# [EXERCISE INSTRUCTIONS]
From the entries below, pull out each line where "Kalendarz" appears.

# [EXTRACTED RECORDS]
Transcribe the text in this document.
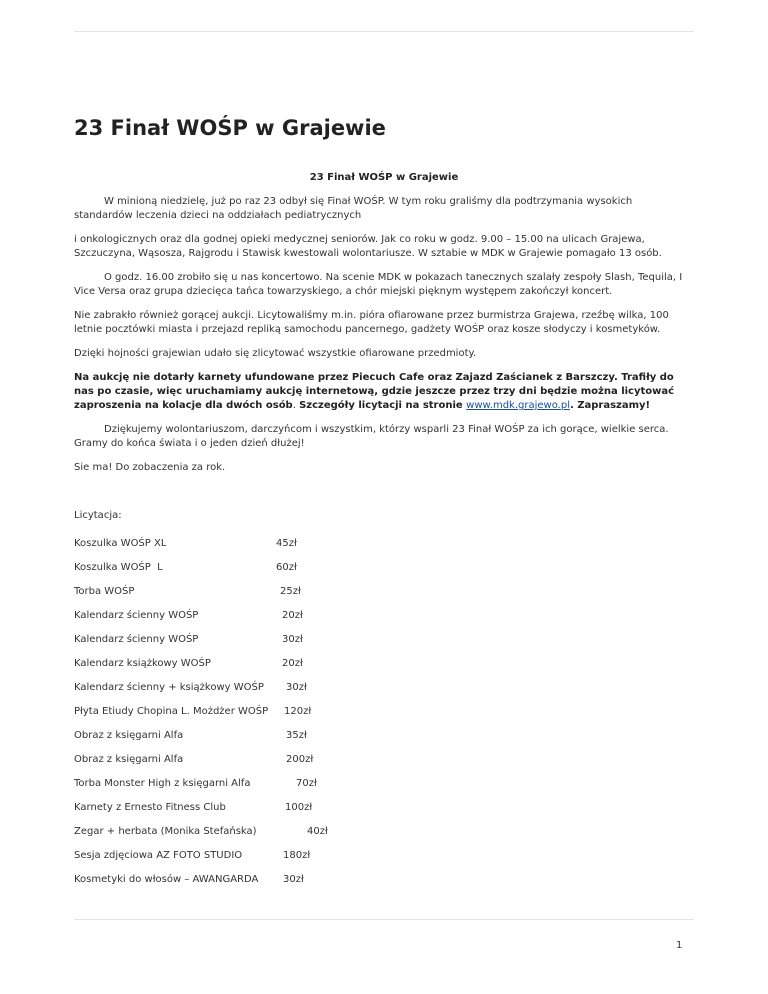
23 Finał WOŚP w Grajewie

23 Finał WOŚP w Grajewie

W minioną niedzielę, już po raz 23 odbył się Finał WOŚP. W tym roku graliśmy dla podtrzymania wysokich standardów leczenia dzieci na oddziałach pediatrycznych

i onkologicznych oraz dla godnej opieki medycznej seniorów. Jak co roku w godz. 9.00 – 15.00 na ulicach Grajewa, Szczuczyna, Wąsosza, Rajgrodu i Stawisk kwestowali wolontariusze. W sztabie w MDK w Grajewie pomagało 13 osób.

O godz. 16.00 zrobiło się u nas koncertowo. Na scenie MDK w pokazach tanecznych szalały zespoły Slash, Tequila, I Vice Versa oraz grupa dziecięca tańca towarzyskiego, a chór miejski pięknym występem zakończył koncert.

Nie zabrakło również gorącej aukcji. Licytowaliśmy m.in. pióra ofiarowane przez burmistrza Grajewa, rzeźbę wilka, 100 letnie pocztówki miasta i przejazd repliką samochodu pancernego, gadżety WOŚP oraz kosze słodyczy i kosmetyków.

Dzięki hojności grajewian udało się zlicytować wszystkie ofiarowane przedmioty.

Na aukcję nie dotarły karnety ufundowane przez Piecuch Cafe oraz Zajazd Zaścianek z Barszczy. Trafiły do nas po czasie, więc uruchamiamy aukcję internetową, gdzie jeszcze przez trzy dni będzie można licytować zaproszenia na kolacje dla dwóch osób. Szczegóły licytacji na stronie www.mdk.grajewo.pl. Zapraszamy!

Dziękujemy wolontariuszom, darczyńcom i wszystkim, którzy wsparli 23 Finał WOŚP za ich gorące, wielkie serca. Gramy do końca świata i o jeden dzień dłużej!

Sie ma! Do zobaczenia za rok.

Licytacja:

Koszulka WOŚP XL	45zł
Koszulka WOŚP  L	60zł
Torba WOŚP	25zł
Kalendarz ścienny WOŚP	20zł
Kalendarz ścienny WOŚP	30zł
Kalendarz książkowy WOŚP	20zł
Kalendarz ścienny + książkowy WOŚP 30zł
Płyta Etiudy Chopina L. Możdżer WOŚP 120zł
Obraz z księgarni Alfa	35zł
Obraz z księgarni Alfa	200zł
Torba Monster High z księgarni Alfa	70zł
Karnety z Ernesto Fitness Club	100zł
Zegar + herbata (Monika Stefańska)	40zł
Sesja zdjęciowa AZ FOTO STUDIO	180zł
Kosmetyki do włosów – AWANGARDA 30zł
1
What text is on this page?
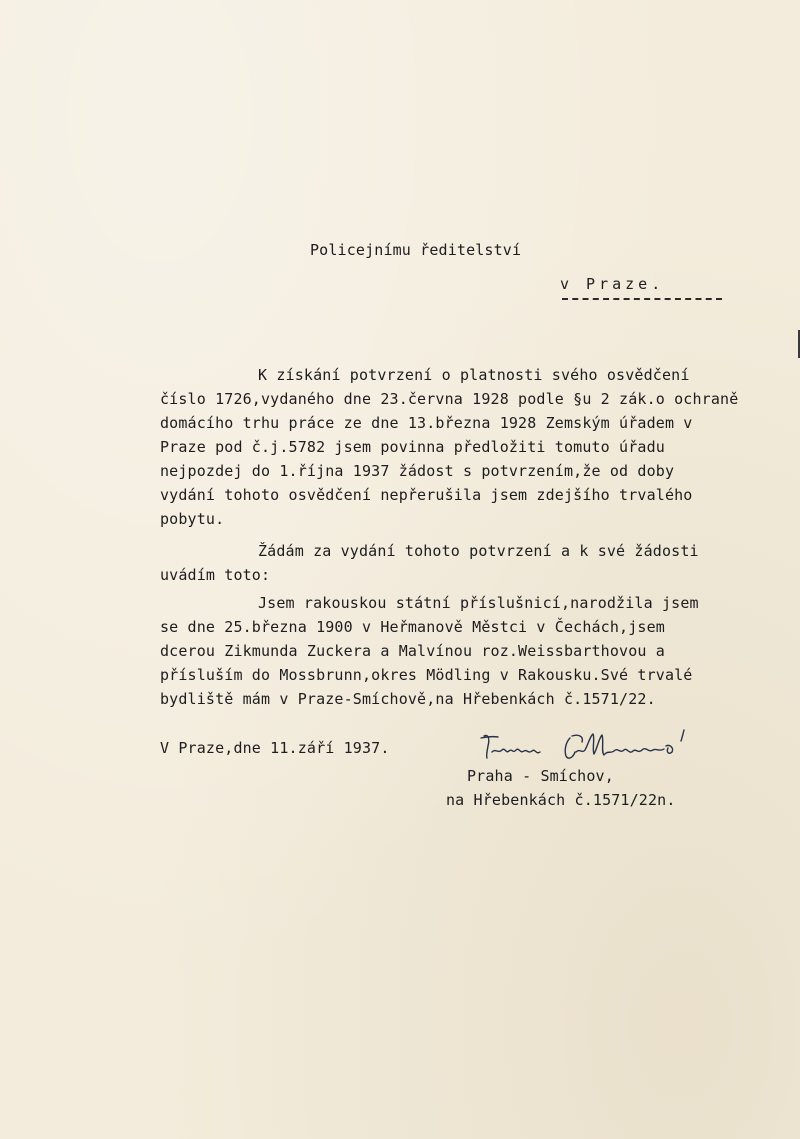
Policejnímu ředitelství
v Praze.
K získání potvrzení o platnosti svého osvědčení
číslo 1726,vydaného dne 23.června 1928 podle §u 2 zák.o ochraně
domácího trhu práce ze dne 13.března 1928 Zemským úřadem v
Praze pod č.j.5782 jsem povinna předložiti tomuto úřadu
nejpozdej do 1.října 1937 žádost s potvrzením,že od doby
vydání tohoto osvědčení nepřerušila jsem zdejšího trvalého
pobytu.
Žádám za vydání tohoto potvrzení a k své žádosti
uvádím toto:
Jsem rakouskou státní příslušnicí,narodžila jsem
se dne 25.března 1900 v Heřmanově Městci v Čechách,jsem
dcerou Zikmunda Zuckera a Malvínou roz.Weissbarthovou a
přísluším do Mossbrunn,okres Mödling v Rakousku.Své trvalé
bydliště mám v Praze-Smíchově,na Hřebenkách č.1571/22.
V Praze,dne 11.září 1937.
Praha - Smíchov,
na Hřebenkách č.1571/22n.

# [SOLUTION TO THIS TASK]
Kalendarz ścienny WOŚP	20zł
Kalendarz ścienny WOŚP	30zł
Kalendarz książkowy WOŚP	20zł
Kalendarz ścienny + książkowy WOŚP 30zł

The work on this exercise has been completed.